* _ОТРЫВОК ТЕКСТА_:
========================================================================
Посмотрим же теперь, как отнеслась практическая Москва к одушевлённому православными идеалами Киеву.
ГЛАВА ХХVІ.
Исакий Борискович был уже однажды в Москве. В августе 1624 года, когда в Киеве происходило смятение умов по поводу белорусских событий и административных действий, митрополит посылал его к царю для обычного испрошения «милостыни на церковное строение». Новый центр русского мира, Москва, был связан со старым его центром, Киевом, неразрывными узами. Со времени возникновения русской силы на Севере после татарского лихолетья, между ними происходило более или менее частое общение. [114] Москва не забывала, что Киев — отчина её царя. Киев помнил своё старейшинство в основании русской церкви. Он посылал к московским государям просителей милостыни на разорённые татарами святилища свои в таком смысле, как будто это были те же царские храмы, что и в их новой столице. Со своей стороны Москва считала для себя обязательным уважать в этом случае «предание и обычай стаpого времени». [115] Хождение из Киева в Москву за милостыней на церковное строение сделалось регулярным. Установлены были даже сроки для разных монастырей, когда их блюстители должны были являться для получения поддержки от Восточного Царя. Поэтому, для королевской партии, которая часто, наперекор земским послам и сеймам, делала экзорбитации в пользу папизма, не было юридического основания к прекращению сношений Киева с Москвой, хотя эти сношения были весьма подозрительны в глазах польских политиков. По крайней мере королевская партия не находила средств для прекращения иноческих поездок в схизматическую и зловредную для Польши Москву.
========================================================================
* _СТРОКИ ДАННЫХ_:
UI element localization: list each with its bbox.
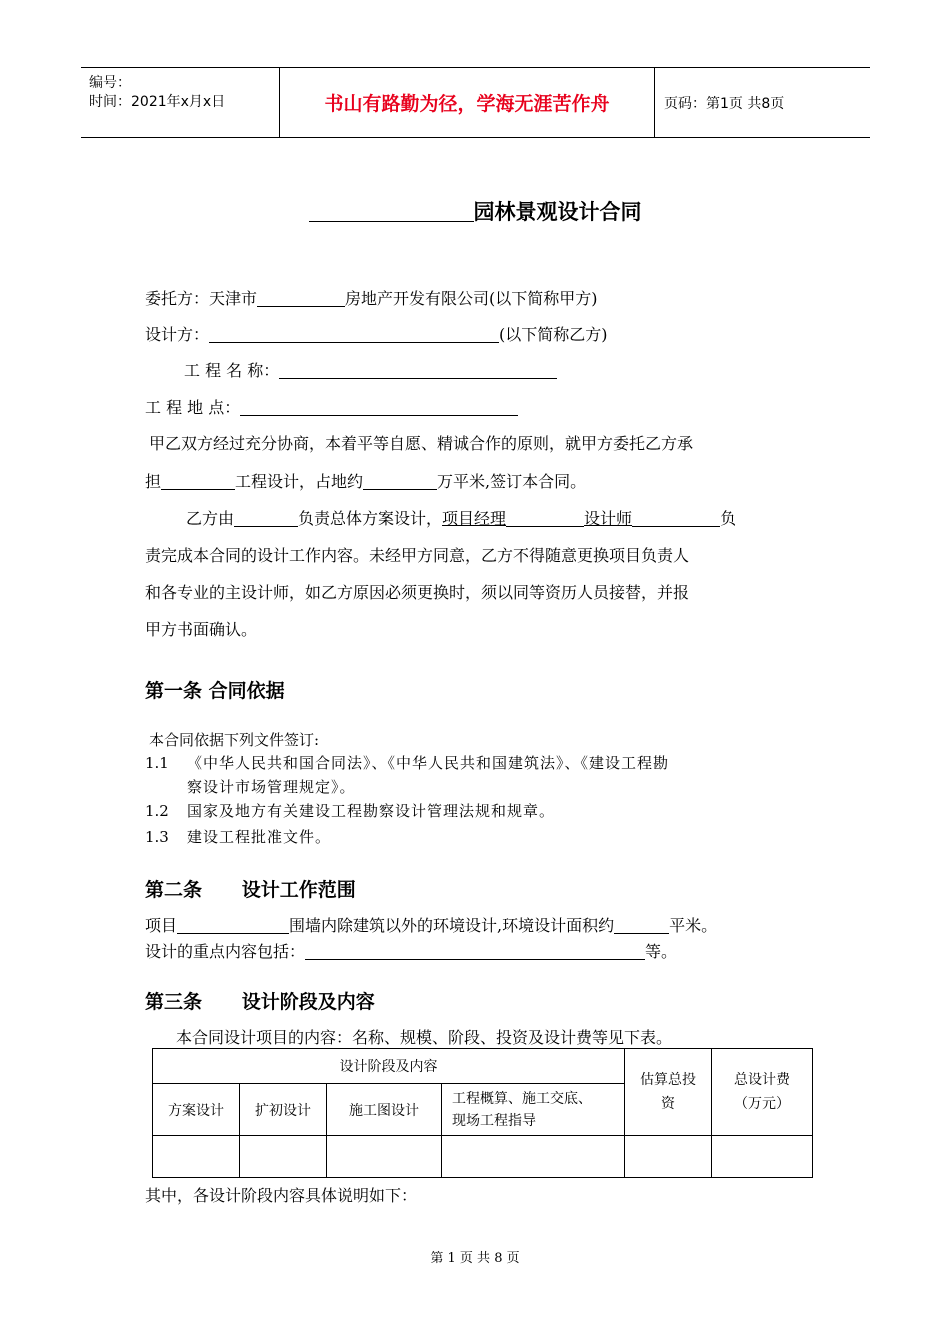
intro-p1-line1: 甲乙双方经过充分协商，本着平等自愿、精诚合作的原则，就甲方委托乙方承 bbox=[149, 434, 694, 453]
table-cell bbox=[442, 1136, 625, 1178]
table-sub-construction: 施工图设计 bbox=[327, 1084, 442, 1136]
table-group-header: 设计阶段及内容 bbox=[153, 1049, 625, 1084]
table-sub-budget: 工程概算、施工交底、 现场工程指导 bbox=[442, 1084, 625, 1136]
project-name-line: 工 程 名 称： bbox=[184, 358, 557, 381]
table-cell bbox=[712, 1136, 813, 1178]
intro-p2-line1: 乙方由 负责总体方案设计，项目经理 设计师 负 bbox=[186, 509, 737, 528]
section1-item-3: 1.3 建设工程批准文件。 bbox=[145, 828, 332, 846]
document-title bbox=[0, 196, 950, 226]
intro-p1-line2: 担 工程设计，占地约 万平米,签订本合同。 bbox=[145, 472, 587, 491]
project-location-line: 工 程 地 点： bbox=[145, 395, 518, 418]
intro-p2-line4: 甲方书面确认。 bbox=[145, 620, 258, 639]
title-blank bbox=[309, 200, 474, 222]
table-cell bbox=[153, 1136, 240, 1178]
header-page-cell bbox=[655, 68, 870, 137]
title-text: 园林景观设计合同 bbox=[473, 200, 642, 224]
section2-line2: 设计的重点内容包括： 等。 bbox=[145, 942, 678, 961]
table-sub-preliminary: 扩初设计 bbox=[240, 1084, 327, 1136]
section1-item-1: 1.1 《中华人民共和国合同法》、《中华人民共和国建筑法》、《建设工程勘 bbox=[145, 754, 670, 772]
document-time-label: 时间：2021年x月x日 bbox=[89, 94, 226, 110]
section2-heading: 第二条 设计工作范围 bbox=[145, 879, 356, 901]
table-sub-scheme: 方案设计 bbox=[153, 1084, 240, 1136]
header-motto-cell bbox=[280, 68, 655, 137]
section3-after: 其中，各设计阶段内容具体说明如下： bbox=[145, 1186, 418, 1205]
table-col-fee: 总设计费 （万元） bbox=[712, 1049, 813, 1136]
document-number-label: 编号： bbox=[89, 75, 131, 91]
designer-line: 设计方： (以下简称乙方) bbox=[145, 325, 608, 344]
section1-heading: 第一条 合同依据 bbox=[145, 680, 285, 702]
section1-item-2: 1.2 国家及地方有关建设工程勘察设计管理法规和规章。 bbox=[145, 802, 556, 820]
header-motto: 书山有路勤为径，学海无涯苦作舟 bbox=[324, 93, 610, 115]
intro-p2-line3: 和各专业的主设计师，如乙方原因必须更换时，须以同等资历人员接替，并报 bbox=[145, 583, 690, 602]
section1-lead: 本合同依据下列文件签订: bbox=[149, 731, 320, 749]
section3-heading: 第三条 设计阶段及内容 bbox=[145, 991, 375, 1013]
section1-item-1-cont: 察设计市场管理规定》。 bbox=[187, 778, 356, 796]
table-cell bbox=[240, 1136, 327, 1178]
document-header bbox=[81, 67, 870, 138]
header-left-cell bbox=[81, 68, 280, 137]
intro-p2-line2: 责完成本合同的设计工作内容。未经甲方同意，乙方不得随意更换项目负责人 bbox=[145, 546, 690, 565]
table-col-estimate: 估算总投 资 bbox=[625, 1049, 712, 1136]
table-cell bbox=[625, 1136, 712, 1178]
table-cell bbox=[327, 1136, 442, 1178]
page-footer: 第 1 页 共 8 页 bbox=[430, 1251, 520, 1266]
header-page-label: 页码：第1页 共8页 bbox=[664, 95, 785, 112]
client-line: 委托方：天津市 房地产开发有限公司(以下简称甲方) bbox=[145, 289, 598, 308]
section2-line1: 项目 围墙内除建筑以外的环境设计,环境设计面积约 平米。 bbox=[145, 916, 718, 935]
design-stage-table bbox=[152, 1048, 813, 1178]
section3-lead: 本合同设计项目的内容：名称、规模、阶段、投资及设计费等见下表。 bbox=[176, 1028, 673, 1047]
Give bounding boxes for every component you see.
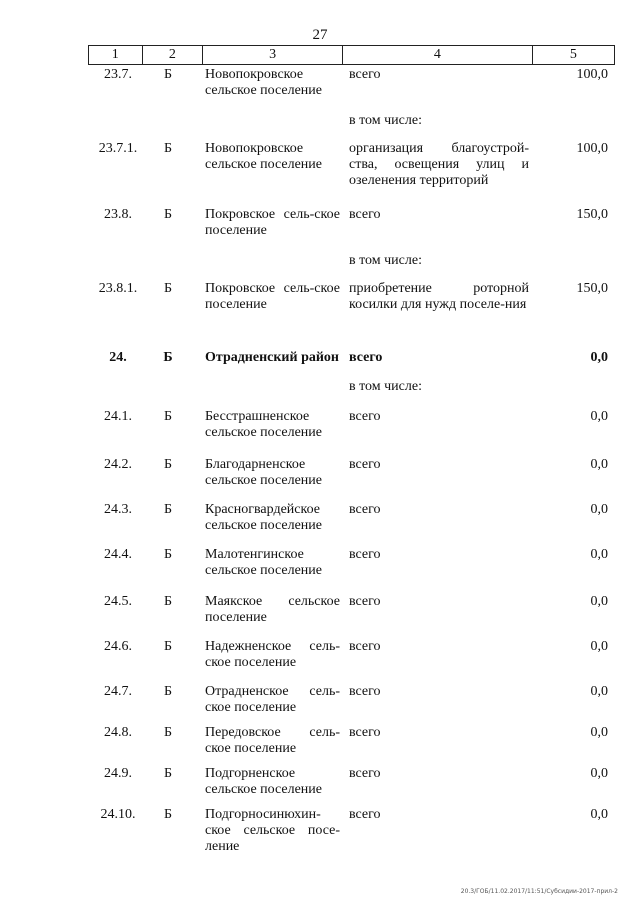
row-group: Б [163, 639, 173, 654]
row-name: Новопокровское сельское поселение [205, 67, 322, 98]
header-col-3: 3 [203, 46, 343, 64]
row-description: всего [349, 807, 381, 822]
row-name: Новопокровское сельское поселение [205, 141, 322, 172]
row-group: Б [163, 141, 173, 156]
row-group: Б [163, 207, 173, 222]
row-name: Бесстрашненское сельское поселение [205, 409, 322, 440]
document-footer: 20.3/ГОБ/11.02.2017/11:51/Субсидии-2017-прил-2 [460, 888, 618, 895]
row-number: 24.9. [104, 766, 132, 781]
row-amount: 0,0 [590, 350, 608, 365]
row-name: Покровское сель-ское поселение [205, 281, 340, 312]
row-description: всего [349, 766, 381, 781]
row-name: Подгорносинюхин-ское сельское посе-ление [205, 807, 340, 854]
row-number: 24.7. [104, 684, 132, 699]
row-group: Б [163, 281, 173, 296]
row-name: Подгорненское сельское поселение [205, 766, 322, 797]
row-amount: 0,0 [590, 502, 608, 517]
row-group: Б [163, 457, 173, 472]
row-group: Б [163, 766, 173, 781]
row-group: Б [163, 502, 173, 517]
row-amount: 0,0 [590, 766, 608, 781]
row-name: Отрадненское сель-ское поселение [205, 684, 340, 715]
row-number: 24.6. [104, 639, 132, 654]
row-description: в том числе: [349, 113, 422, 128]
row-number: 23.7.1. [98, 141, 138, 156]
page-number: 27 [312, 27, 328, 43]
row-number: 24.4. [104, 547, 132, 562]
row-description: всего [349, 409, 381, 424]
row-number: 24.5. [104, 594, 132, 609]
row-name: Передовское сель-ское поселение [205, 725, 340, 756]
row-group: Б [163, 409, 173, 424]
row-amount: 0,0 [590, 457, 608, 472]
row-description: в том числе: [349, 379, 422, 394]
row-group: Б [163, 725, 173, 740]
row-number: 24. [109, 350, 127, 365]
row-name: Отрадненский район [205, 350, 339, 365]
header-col-4: 4 [343, 46, 533, 64]
row-amount: 0,0 [590, 594, 608, 609]
row-name: Красногвардейское сельское поселение [205, 502, 322, 533]
row-number: 23.8.1. [98, 281, 138, 296]
row-group: Б [163, 350, 173, 365]
row-name: Маякское сельское поселение [205, 594, 340, 625]
row-description: в том числе: [349, 253, 422, 268]
row-group: Б [163, 594, 173, 609]
row-amount: 0,0 [590, 547, 608, 562]
row-number: 23.7. [104, 67, 132, 82]
header-col-5: 5 [569, 47, 577, 62]
row-number: 24.8. [104, 725, 132, 740]
row-amount: 0,0 [590, 639, 608, 654]
row-group: Б [163, 67, 173, 82]
header-col-2: 2 [143, 46, 204, 64]
row-number: 24.2. [104, 457, 132, 472]
row-description: всего [349, 457, 381, 472]
row-group: Б [163, 807, 173, 822]
row-description: всего [349, 502, 381, 517]
row-amount: 0,0 [590, 684, 608, 699]
row-amount: 100,0 [576, 141, 608, 156]
table-header [88, 45, 615, 65]
row-amount: 0,0 [590, 725, 608, 740]
row-number: 24.3. [104, 502, 132, 517]
row-number: 24.10. [100, 807, 136, 822]
row-amount: 0,0 [590, 409, 608, 424]
row-amount: 0,0 [590, 807, 608, 822]
row-name: Благодарненское сельское поселение [205, 457, 322, 488]
row-name: Малотенгинское сельское поселение [205, 547, 322, 578]
row-number: 23.8. [104, 207, 132, 222]
row-description: всего [349, 67, 381, 82]
header-col-1: 1 [89, 46, 143, 64]
row-description: всего [349, 725, 381, 740]
row-group: Б [163, 547, 173, 562]
row-amount: 150,0 [576, 281, 608, 296]
row-description: всего [349, 639, 381, 654]
row-description: всего [349, 350, 383, 365]
row-name: Надежненское сель-ское поселение [205, 639, 340, 670]
row-amount: 150,0 [576, 207, 608, 222]
row-description: всего [349, 684, 381, 699]
row-amount: 100,0 [576, 67, 608, 82]
row-description: всего [349, 547, 381, 562]
row-number: 24.1. [104, 409, 132, 424]
row-description: организация благоустрой-ства, освещения улиц и озеленения территорий [349, 141, 529, 188]
row-description: всего [349, 207, 381, 222]
row-group: Б [163, 684, 173, 699]
row-description: приобретение роторной косилки для нужд поселе-ния [349, 281, 529, 312]
row-description: всего [349, 594, 381, 609]
row-name: Покровское сель-ское поселение [205, 207, 340, 238]
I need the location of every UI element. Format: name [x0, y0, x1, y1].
========================================================================
* _ЗАДАНИЕ A_:
Ответьте на вопросы по отрывку о связях Киева и Москвы:
(i) В каком месяце и году митрополит посылал Исакия Борисковича к царю?
(ii) О чём, согласно отрывку, Москва не забывала в отношении Киева?
(iii) Что было установлено для разных монастырей?
* _ЗАДАНИЕ B_:
Переведите на английский предложение из отрывка о связях Киева и Москвы: «Хождение из Киева в Москву за милостыней на церковное строение сделалось регулярным».
* _ЗАДАНИЕ C_:
Продолжите отрывок о связях Киева и Москвы, начиная сразу после его последнего предложения.

* _ОТВЕТ A_:
(i) В августе 1624 года.
(ii) Что Киев — отчина её царя.
(iii) Сроки, когда их блюстители должны были являться для получения поддержки от Восточного Царя.

* _ОТВЕТ B_:
Journeys from Kiev to Moscow for alms for church construction became regular.

* _ОТВЕТ C_:
Борецкий, посылая в 1624 году епископа Исакия к царю, без сомнения, имел в виду не одну милостыню. В письме к Михаилу Фёдоровичу, он рекомендовал его, как «мужа во всём верна и тайну царскую могуща сохранити», тайна, как надобно полагать, заключалась в настоятельной просьбе к русскому царю спасать свою отчину от сетей папизма, в которые одних завлекали соблазнами, а других загоняли притеснениями. Теперь тот же во всём верный муж появился в Москве, как изъяснитель двух важных проектов, составленных деятельным умом киевского митрополита: по одному из них, московский самодержец должен был стать во главе православного движения на Востоке, по другому — он должен был оправдать принятый ещё Иоанном III, в смысле программы действий, царственный титул всея Руси.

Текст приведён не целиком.